[Records from a collection of figures]
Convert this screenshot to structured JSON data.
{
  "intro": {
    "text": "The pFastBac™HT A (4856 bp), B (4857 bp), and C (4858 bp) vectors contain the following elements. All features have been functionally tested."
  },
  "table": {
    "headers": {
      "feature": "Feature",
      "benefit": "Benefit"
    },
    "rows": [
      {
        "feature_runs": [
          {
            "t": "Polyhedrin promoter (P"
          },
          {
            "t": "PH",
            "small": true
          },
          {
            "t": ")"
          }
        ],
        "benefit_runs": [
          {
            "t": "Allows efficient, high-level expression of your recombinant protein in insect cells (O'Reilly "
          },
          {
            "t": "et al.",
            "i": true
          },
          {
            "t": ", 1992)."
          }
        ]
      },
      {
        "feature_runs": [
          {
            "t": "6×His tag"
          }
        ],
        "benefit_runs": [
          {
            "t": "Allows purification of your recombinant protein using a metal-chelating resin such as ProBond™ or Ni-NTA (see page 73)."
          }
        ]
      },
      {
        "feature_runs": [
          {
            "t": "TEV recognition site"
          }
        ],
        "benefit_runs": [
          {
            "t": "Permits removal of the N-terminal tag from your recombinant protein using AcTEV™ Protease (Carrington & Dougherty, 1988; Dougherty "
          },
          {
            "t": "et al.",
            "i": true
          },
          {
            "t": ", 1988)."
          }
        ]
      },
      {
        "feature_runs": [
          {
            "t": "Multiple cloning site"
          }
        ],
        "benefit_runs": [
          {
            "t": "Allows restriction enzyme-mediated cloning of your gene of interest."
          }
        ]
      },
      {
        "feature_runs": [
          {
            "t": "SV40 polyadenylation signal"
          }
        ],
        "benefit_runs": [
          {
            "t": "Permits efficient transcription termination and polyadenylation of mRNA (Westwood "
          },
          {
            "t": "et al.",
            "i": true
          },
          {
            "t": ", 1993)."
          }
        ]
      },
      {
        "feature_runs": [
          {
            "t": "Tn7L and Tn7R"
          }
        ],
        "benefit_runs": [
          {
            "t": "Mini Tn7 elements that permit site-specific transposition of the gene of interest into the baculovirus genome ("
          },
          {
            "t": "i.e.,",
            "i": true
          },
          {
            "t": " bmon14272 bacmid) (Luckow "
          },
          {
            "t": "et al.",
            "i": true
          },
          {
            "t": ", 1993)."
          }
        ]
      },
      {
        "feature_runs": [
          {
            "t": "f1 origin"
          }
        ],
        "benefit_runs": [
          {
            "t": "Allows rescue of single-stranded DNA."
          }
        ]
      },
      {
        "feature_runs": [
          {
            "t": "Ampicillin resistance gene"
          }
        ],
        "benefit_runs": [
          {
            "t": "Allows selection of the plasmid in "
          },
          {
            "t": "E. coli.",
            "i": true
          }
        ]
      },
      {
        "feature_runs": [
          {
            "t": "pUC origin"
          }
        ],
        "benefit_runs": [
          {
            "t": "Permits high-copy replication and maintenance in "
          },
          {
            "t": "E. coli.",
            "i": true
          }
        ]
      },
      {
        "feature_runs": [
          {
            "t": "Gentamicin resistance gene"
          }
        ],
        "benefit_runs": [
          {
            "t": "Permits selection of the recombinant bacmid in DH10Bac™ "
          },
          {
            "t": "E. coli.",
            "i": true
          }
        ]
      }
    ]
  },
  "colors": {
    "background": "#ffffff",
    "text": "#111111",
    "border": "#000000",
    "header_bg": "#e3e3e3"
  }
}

• _REQUIRED ACTION_:
Return all lines above that mention the word "using".

• _RESULT OF THE EXERCISE_:
            "t": "Allows purification of your recombinant protein using a metal-chelating resin such as ProBond™ or Ni-NTA (see page 73)."
            "t": "Permits removal of the N-terminal tag from your recombinant protein using AcTEV™ Protease (Carrington & Dougherty, 1988; Dougherty "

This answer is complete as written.